* **Provided data**
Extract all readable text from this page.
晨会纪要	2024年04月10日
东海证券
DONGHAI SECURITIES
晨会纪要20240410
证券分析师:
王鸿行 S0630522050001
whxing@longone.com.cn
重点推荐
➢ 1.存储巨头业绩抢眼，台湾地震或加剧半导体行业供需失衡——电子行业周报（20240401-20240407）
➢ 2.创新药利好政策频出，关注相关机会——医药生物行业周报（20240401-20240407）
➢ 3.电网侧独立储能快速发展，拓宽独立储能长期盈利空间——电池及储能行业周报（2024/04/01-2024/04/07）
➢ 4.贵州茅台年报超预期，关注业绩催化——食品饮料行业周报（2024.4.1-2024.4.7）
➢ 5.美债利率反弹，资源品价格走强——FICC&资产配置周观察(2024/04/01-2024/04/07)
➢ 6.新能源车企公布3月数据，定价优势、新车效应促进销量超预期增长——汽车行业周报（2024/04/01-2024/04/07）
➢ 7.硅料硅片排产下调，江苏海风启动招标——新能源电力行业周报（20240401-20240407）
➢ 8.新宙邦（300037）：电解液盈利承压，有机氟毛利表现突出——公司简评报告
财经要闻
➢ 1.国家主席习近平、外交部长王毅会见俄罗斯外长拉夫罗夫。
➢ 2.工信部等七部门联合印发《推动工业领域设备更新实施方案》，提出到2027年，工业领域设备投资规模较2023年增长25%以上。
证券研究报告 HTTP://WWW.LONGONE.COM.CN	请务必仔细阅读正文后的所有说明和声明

* **Do this**
Restate every entry word for word.

* **Task response**
Extract all readable text from this page.
晨会纪要	2024年04月10日
东海证券
DONGHAI SECURITIES
晨会纪要20240410
证券分析师:
王鸿行 S0630522050001
whxing@longone.com.cn
重点推荐
➢ 1.存储巨头业绩抢眼，台湾地震或加剧半导体行业供需失衡——电子行业周报（20240401-20240407）
➢ 2.创新药利好政策频出，关注相关机会——医药生物行业周报（20240401-20240407）
➢ 3.电网侧独立储能快速发展，拓宽独立储能长期盈利空间——电池及储能行业周报（2024/04/01-2024/04/07）
➢ 4.贵州茅台年报超预期，关注业绩催化——食品饮料行业周报（2024.4.1-2024.4.7）
➢ 5.美债利率反弹，资源品价格走强——FICC&资产配置周观察(2024/04/01-2024/04/07)
➢ 6.新能源车企公布3月数据，定价优势、新车效应促进销量超预期增长——汽车行业周报（2024/04/01-2024/04/07）
➢ 7.硅料硅片排产下调，江苏海风启动招标——新能源电力行业周报（20240401-20240407）
➢ 8.新宙邦（300037）：电解液盈利承压，有机氟毛利表现突出——公司简评报告
财经要闻
➢ 1.国家主席习近平、外交部长王毅会见俄罗斯外长拉夫罗夫。
➢ 2.工信部等七部门联合印发《推动工业领域设备更新实施方案》，提出到2027年，工业领域设备投资规模较2023年增长25%以上。
证券研究报告 HTTP://WWW.LONGONE.COM.CN	请务必仔细阅读正文后的所有说明和声明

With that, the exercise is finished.